THE PROBLEM
Repeat the records in full and exactly, omitting pictures.

DATA ROWS
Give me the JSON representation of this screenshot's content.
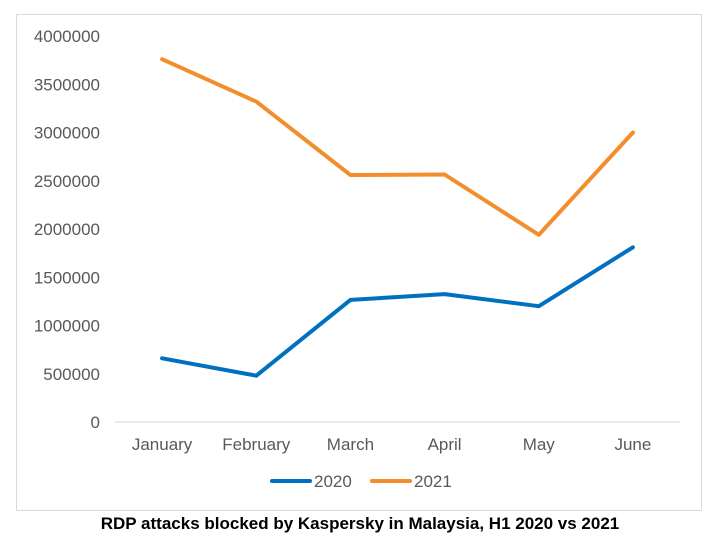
{
  "caption": "RDP attacks blocked by Kaspersky in Malaysia, H1 2020 vs 2021",
  "chart_data": {
    "type": "line",
    "title": "",
    "xlabel": "",
    "ylabel": "",
    "categories": [
      "January",
      "February",
      "March",
      "April",
      "May",
      "June"
    ],
    "ylim": [
      0,
      4000000
    ],
    "yticks": [
      0,
      500000,
      1000000,
      1500000,
      2000000,
      2500000,
      3000000,
      3500000,
      4000000
    ],
    "ytick_labels": [
      "0",
      "500000",
      "1000000",
      "1500000",
      "2000000",
      "2500000",
      "3000000",
      "3500000",
      "4000000"
    ],
    "grid": false,
    "legend_position": "bottom",
    "series": [
      {
        "name": "2020",
        "color": "#0070c0",
        "values": [
          660000,
          480000,
          1265000,
          1325000,
          1200000,
          1810000
        ]
      },
      {
        "name": "2021",
        "color": "#f28e2b",
        "values": [
          3760000,
          3320000,
          2560000,
          2565000,
          1940000,
          3000000
        ]
      }
    ]
  }
}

FULL RESPONSE
Give me the JSON representation of this screenshot's content.
{
  "caption": "RDP attacks blocked by Kaspersky in Malaysia, H1 2020 vs 2021",
  "chart_data": {
    "type": "line",
    "title": "",
    "xlabel": "",
    "ylabel": "",
    "categories": [
      "January",
      "February",
      "March",
      "April",
      "May",
      "June"
    ],
    "ylim": [
      0,
      4000000
    ],
    "yticks": [
      0,
      500000,
      1000000,
      1500000,
      2000000,
      2500000,
      3000000,
      3500000,
      4000000
    ],
    "ytick_labels": [
      "0",
      "500000",
      "1000000",
      "1500000",
      "2000000",
      "2500000",
      "3000000",
      "3500000",
      "4000000"
    ],
    "grid": false,
    "legend_position": "bottom",
    "series": [
      {
        "name": "2020",
        "color": "#0070c0",
        "values": [
          660000,
          480000,
          1265000,
          1325000,
          1200000,
          1810000
        ]
      },
      {
        "name": "2021",
        "color": "#f28e2b",
        "values": [
          3760000,
          3320000,
          2560000,
          2565000,
          1940000,
          3000000
        ]
      }
    ]
  }
}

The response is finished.